** start of DATA EXTRACT **
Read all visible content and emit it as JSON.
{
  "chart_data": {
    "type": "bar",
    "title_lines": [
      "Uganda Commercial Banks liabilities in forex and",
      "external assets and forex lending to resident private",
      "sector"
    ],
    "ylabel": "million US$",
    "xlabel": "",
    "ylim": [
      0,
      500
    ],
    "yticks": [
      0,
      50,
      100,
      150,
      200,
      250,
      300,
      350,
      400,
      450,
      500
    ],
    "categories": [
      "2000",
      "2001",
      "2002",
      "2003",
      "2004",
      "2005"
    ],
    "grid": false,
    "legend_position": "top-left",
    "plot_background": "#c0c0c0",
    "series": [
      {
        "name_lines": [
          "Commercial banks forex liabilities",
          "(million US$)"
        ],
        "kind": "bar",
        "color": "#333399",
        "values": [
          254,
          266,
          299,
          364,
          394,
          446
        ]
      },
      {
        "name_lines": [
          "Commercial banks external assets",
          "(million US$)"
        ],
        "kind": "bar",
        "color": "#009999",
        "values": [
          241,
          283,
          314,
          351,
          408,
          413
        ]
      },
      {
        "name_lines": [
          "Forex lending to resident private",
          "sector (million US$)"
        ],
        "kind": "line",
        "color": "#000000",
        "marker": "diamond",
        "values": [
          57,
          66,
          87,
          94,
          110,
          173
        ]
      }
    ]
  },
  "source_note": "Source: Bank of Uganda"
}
** end of DATA EXTRACT **
** start of DATA EXTRACT **
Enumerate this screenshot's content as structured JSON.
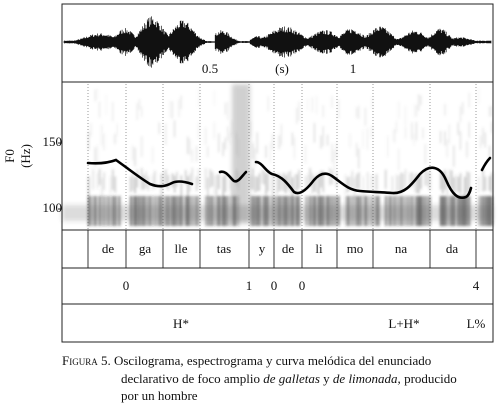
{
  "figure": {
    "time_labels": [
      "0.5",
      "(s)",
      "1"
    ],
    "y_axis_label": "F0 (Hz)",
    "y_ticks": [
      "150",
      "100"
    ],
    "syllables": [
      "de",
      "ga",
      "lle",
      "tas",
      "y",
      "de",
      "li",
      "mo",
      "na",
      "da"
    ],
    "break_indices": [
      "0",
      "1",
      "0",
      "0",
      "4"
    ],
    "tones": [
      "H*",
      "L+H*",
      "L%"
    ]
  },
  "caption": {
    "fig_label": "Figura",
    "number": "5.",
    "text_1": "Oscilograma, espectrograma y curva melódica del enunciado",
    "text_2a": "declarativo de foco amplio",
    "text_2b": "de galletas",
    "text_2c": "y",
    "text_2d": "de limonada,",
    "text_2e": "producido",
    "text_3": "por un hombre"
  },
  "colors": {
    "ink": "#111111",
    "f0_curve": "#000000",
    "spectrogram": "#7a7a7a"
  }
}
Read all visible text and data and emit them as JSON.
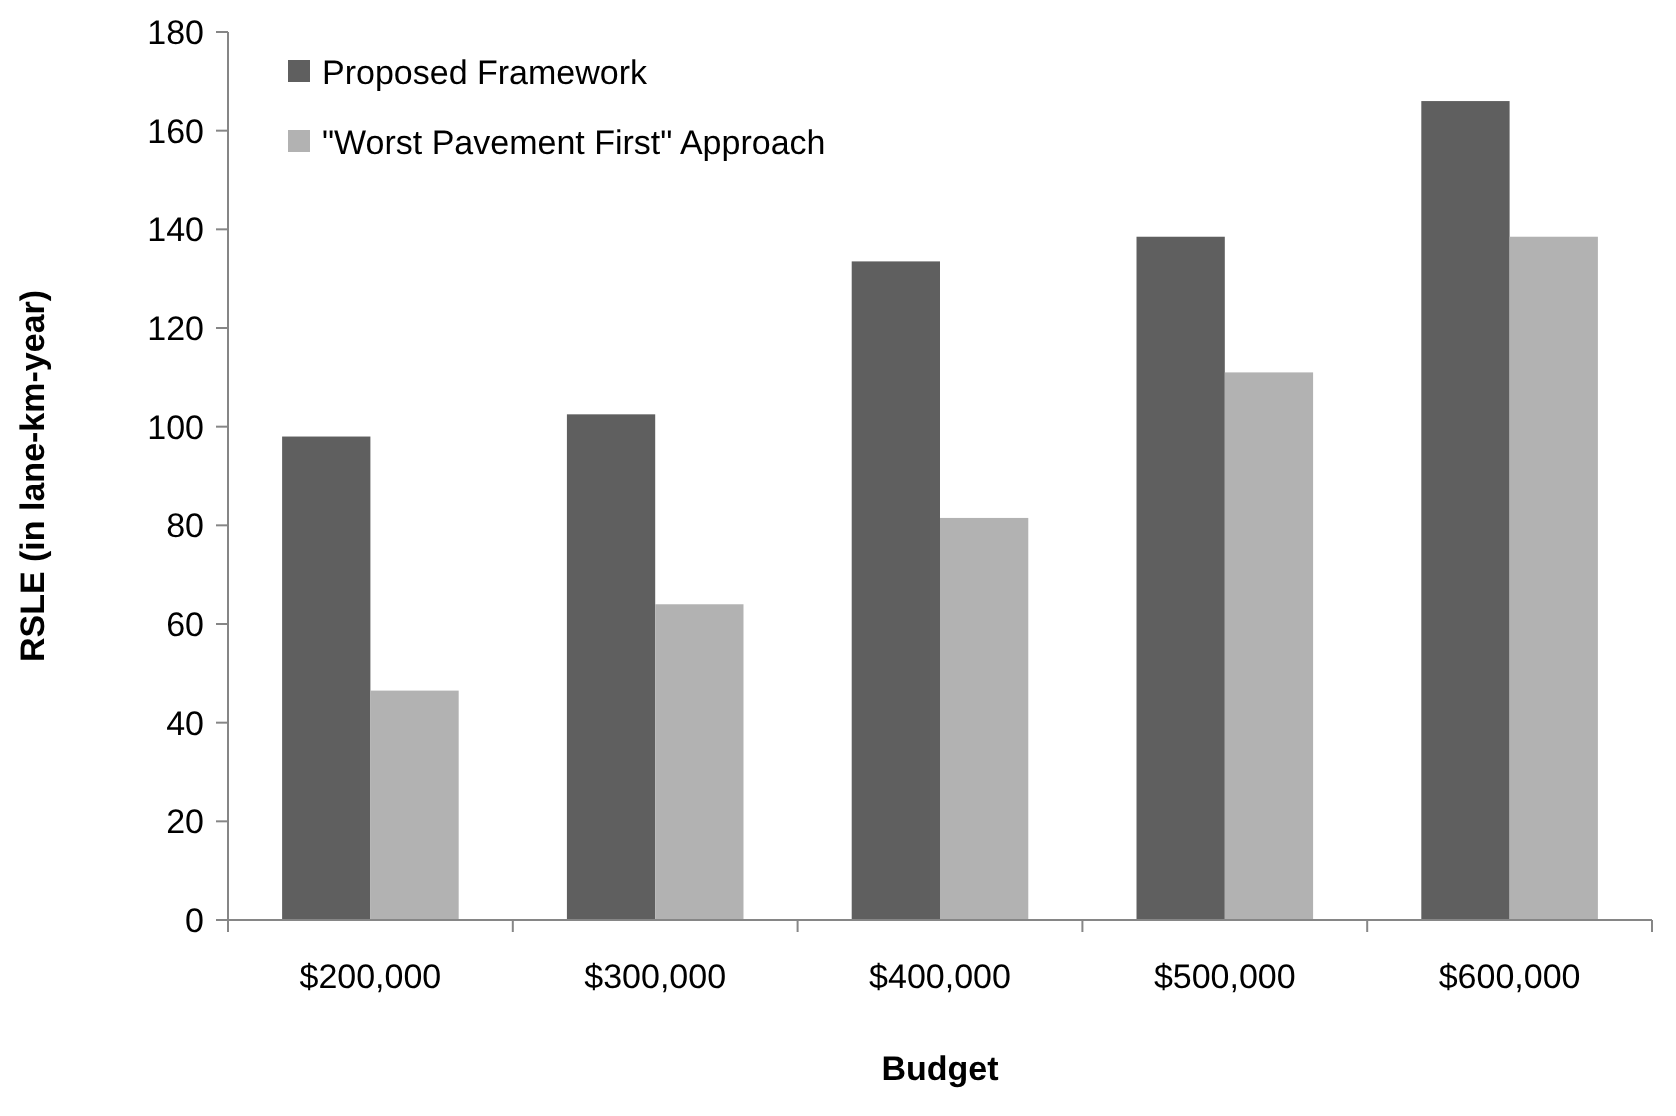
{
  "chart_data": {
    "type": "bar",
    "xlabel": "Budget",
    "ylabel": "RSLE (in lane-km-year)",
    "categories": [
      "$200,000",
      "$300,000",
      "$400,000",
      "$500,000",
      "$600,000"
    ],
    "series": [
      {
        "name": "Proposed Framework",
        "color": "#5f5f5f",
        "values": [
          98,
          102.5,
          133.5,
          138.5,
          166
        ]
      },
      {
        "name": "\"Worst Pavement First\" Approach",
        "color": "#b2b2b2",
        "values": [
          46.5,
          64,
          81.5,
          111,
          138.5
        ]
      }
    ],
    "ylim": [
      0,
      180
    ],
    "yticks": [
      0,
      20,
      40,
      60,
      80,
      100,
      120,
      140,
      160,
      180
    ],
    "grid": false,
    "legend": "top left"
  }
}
** end of DATA EXTRACT **
GIVEN TASK: Identify each line in the records above that contains the word "assets", and copy it out in full.

TASK RESPONSE:
      "external assets and forex lending to resident private",
          "Commercial banks external assets",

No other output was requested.